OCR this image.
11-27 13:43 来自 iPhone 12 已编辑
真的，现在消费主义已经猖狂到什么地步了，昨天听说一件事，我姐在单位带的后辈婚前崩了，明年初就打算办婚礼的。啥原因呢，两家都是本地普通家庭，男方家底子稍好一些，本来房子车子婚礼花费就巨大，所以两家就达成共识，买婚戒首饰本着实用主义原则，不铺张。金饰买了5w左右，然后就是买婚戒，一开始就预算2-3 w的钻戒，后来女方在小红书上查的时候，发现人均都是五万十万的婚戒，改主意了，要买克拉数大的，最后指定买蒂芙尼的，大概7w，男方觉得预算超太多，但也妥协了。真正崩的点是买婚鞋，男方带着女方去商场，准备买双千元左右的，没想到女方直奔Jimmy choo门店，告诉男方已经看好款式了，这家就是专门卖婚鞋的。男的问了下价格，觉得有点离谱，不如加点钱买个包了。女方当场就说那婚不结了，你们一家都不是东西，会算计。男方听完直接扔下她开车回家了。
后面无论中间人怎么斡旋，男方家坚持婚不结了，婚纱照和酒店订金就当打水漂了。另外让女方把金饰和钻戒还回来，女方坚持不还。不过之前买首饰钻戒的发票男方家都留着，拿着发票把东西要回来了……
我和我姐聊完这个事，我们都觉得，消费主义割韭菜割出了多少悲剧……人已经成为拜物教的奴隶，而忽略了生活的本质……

▶ _Exercise goal_
Quote every entry exactly.

▶ _Result for this task_
OCR this image.
11-27 13:43 来自 iPhone 12 已编辑
真的，现在消费主义已经猖狂到什么地步了，昨天听说一件事，我姐在单位带的后辈婚前崩了，明年初就打算办婚礼的。啥原因呢，两家都是本地普通家庭，男方家底子稍好一些，本来房子车子婚礼花费就巨大，所以两家就达成共识，买婚戒首饰本着实用主义原则，不铺张。金饰买了5w左右，然后就是买婚戒，一开始就预算2-3 w的钻戒，后来女方在小红书上查的时候，发现人均都是五万十万的婚戒，改主意了，要买克拉数大的，最后指定买蒂芙尼的，大概7w，男方觉得预算超太多，但也妥协了。真正崩的点是买婚鞋，男方带着女方去商场，准备买双千元左右的，没想到女方直奔Jimmy choo门店，告诉男方已经看好款式了，这家就是专门卖婚鞋的。男的问了下价格，觉得有点离谱，不如加点钱买个包了。女方当场就说那婚不结了，你们一家都不是东西，会算计。男方听完直接扔下她开车回家了。
后面无论中间人怎么斡旋，男方家坚持婚不结了，婚纱照和酒店订金就当打水漂了。另外让女方把金饰和钻戒还回来，女方坚持不还。不过之前买首饰钻戒的发票男方家都留着，拿着发票把东西要回来了……
我和我姐聊完这个事，我们都觉得，消费主义割韭菜割出了多少悲剧……人已经成为拜物教的奴隶，而忽略了生活的本质……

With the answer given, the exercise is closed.